*Supplied records*
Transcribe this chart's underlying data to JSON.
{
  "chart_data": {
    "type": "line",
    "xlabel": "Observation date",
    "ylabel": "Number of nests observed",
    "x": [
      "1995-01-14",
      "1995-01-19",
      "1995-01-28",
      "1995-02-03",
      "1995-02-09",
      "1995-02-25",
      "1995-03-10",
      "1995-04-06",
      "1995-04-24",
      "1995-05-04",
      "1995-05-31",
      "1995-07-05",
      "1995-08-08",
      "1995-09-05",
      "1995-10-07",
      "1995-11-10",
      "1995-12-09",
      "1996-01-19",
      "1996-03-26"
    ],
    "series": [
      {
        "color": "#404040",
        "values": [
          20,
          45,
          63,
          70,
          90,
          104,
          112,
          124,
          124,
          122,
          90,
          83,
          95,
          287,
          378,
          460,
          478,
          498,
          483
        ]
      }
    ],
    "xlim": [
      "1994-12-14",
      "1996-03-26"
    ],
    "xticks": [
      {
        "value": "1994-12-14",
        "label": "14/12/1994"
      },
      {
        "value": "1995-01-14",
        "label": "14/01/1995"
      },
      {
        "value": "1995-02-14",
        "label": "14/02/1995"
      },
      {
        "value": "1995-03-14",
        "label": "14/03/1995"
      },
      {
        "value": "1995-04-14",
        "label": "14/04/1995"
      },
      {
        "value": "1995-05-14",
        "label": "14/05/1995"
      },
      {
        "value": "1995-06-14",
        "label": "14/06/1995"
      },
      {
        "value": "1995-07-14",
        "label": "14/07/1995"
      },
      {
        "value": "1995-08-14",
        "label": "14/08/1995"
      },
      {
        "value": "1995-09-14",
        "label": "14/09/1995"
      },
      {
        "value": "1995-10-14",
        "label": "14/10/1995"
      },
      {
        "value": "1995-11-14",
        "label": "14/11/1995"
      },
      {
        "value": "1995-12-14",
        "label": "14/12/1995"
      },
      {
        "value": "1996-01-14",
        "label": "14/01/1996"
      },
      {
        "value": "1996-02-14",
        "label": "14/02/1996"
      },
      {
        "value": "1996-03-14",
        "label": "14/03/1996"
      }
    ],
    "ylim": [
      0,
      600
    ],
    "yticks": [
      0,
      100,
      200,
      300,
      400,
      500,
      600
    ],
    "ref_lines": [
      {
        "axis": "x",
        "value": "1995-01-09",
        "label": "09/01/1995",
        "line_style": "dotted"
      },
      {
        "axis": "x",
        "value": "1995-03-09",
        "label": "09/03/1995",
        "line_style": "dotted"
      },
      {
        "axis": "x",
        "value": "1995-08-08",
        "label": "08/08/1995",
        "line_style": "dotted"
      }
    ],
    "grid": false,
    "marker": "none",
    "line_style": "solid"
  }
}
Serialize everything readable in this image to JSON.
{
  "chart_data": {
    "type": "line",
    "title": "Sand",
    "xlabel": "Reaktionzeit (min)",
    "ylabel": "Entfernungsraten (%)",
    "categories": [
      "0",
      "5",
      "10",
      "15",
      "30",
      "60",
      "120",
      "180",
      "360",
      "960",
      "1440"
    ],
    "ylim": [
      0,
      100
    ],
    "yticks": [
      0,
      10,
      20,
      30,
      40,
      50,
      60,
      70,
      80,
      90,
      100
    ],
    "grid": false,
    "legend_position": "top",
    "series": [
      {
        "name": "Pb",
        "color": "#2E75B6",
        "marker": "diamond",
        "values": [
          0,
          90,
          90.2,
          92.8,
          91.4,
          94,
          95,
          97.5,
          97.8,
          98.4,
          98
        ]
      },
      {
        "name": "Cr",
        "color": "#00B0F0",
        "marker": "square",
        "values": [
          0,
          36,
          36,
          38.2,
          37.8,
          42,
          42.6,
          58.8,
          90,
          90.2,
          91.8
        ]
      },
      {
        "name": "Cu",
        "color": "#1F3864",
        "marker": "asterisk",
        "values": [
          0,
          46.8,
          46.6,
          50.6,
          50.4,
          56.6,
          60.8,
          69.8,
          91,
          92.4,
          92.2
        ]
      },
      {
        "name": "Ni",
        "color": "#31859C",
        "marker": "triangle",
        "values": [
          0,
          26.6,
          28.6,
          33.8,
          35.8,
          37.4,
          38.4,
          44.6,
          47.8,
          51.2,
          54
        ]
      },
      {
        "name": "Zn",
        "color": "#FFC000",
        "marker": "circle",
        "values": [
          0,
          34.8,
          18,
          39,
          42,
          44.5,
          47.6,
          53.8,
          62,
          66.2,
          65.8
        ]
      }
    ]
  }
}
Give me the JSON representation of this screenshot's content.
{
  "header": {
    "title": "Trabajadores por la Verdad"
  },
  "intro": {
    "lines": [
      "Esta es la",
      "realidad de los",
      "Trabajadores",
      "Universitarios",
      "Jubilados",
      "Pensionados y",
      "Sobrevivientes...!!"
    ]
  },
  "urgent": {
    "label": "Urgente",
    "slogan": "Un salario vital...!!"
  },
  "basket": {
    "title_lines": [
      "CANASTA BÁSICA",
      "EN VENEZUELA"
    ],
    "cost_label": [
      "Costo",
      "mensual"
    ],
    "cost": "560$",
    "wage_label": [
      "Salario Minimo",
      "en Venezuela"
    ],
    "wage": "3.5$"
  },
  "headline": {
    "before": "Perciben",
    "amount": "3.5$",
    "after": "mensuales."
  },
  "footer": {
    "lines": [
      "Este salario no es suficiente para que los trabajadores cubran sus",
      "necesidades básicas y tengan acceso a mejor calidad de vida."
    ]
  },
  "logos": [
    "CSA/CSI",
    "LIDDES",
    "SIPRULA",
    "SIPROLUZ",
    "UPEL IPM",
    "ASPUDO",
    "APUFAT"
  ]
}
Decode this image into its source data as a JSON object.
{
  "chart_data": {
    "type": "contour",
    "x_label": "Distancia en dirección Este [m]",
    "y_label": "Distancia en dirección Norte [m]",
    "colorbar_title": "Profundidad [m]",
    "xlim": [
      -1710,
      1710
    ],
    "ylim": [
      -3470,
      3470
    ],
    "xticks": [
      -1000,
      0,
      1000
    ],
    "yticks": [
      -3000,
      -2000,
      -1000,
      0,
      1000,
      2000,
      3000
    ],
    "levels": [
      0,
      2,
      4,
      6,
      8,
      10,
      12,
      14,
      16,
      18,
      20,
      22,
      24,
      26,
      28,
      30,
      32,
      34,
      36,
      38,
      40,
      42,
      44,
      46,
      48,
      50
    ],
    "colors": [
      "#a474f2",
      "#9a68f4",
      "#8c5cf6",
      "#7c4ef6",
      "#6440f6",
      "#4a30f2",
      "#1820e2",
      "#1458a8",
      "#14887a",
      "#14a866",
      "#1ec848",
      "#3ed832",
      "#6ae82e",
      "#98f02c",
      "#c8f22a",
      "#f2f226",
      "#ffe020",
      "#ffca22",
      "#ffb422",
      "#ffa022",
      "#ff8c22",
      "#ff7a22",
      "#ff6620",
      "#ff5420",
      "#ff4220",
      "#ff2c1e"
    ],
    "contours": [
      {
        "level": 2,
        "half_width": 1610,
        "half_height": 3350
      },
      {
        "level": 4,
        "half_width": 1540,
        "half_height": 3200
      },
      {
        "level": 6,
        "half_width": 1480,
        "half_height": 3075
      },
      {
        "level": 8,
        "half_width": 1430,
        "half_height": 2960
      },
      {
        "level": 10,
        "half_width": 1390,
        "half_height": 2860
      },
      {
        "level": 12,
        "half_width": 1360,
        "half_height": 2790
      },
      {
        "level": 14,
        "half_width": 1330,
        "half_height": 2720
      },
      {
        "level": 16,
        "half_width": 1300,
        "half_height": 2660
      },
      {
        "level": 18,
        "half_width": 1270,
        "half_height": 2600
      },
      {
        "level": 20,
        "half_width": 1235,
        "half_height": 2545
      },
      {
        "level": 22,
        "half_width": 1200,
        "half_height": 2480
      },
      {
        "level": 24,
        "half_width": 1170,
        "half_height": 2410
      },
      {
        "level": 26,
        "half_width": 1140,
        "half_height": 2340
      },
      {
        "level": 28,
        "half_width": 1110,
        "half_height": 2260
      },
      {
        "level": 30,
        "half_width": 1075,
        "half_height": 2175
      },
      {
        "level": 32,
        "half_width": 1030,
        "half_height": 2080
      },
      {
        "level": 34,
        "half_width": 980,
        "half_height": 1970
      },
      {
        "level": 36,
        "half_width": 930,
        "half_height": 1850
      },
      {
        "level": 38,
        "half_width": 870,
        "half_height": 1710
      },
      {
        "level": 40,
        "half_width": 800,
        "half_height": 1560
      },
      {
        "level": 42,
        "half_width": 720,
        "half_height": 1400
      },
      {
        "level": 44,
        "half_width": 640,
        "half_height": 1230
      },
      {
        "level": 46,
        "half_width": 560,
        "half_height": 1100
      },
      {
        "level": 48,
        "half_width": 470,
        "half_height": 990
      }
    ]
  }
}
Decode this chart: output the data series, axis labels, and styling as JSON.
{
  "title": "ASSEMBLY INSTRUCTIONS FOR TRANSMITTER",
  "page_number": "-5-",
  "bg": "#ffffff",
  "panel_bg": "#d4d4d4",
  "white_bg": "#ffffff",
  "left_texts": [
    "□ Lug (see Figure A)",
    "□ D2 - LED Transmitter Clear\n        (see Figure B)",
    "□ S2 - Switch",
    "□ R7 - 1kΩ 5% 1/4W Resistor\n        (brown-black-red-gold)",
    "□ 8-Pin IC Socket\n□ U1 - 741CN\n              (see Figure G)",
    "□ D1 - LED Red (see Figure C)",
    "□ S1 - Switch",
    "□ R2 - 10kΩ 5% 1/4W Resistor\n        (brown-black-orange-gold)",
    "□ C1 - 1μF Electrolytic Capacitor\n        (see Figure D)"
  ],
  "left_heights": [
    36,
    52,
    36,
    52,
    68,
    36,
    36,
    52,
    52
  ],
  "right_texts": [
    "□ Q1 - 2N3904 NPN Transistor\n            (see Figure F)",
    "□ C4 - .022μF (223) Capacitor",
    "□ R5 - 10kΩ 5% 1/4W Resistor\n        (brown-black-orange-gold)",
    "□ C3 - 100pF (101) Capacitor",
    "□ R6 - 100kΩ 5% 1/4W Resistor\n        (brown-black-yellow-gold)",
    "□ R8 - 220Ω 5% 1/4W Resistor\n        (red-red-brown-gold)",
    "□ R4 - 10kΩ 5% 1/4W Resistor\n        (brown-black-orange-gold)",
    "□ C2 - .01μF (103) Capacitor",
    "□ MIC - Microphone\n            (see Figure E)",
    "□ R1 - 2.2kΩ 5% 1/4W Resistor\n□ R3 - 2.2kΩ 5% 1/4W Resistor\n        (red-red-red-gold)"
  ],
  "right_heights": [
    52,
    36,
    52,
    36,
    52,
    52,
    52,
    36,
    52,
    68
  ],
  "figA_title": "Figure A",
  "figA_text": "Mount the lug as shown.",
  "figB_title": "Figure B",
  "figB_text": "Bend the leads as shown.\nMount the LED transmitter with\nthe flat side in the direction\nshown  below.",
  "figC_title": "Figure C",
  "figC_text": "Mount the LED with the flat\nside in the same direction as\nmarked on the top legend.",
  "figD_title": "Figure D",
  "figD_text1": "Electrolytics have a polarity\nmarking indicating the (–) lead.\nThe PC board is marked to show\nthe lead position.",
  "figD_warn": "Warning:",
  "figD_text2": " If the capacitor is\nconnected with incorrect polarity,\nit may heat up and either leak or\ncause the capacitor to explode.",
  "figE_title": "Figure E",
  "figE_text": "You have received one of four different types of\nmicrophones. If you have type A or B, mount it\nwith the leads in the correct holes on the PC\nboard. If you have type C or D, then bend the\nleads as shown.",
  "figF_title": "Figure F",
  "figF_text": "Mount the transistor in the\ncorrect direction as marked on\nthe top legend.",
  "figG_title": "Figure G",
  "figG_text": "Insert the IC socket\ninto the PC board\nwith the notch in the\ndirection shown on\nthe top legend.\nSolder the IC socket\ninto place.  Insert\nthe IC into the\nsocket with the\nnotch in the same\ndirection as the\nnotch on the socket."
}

*Exercise objective*
Gather every line from the listing above in which "brown" appears, and copy those lines.

*Answer to the task*
    "□ R7 - 1kΩ 5% 1/4W Resistor\n        (brown-black-red-gold)",
    "□ R2 - 10kΩ 5% 1/4W Resistor\n        (brown-black-orange-gold)",
    "□ R5 - 10kΩ 5% 1/4W Resistor\n        (brown-black-orange-gold)",
    "□ R6 - 100kΩ 5% 1/4W Resistor\n        (brown-black-yellow-gold)",
    "□ R8 - 220Ω 5% 1/4W Resistor\n        (red-red-brown-gold)",
    "□ R4 - 10kΩ 5% 1/4W Resistor\n        (brown-black-orange-gold)",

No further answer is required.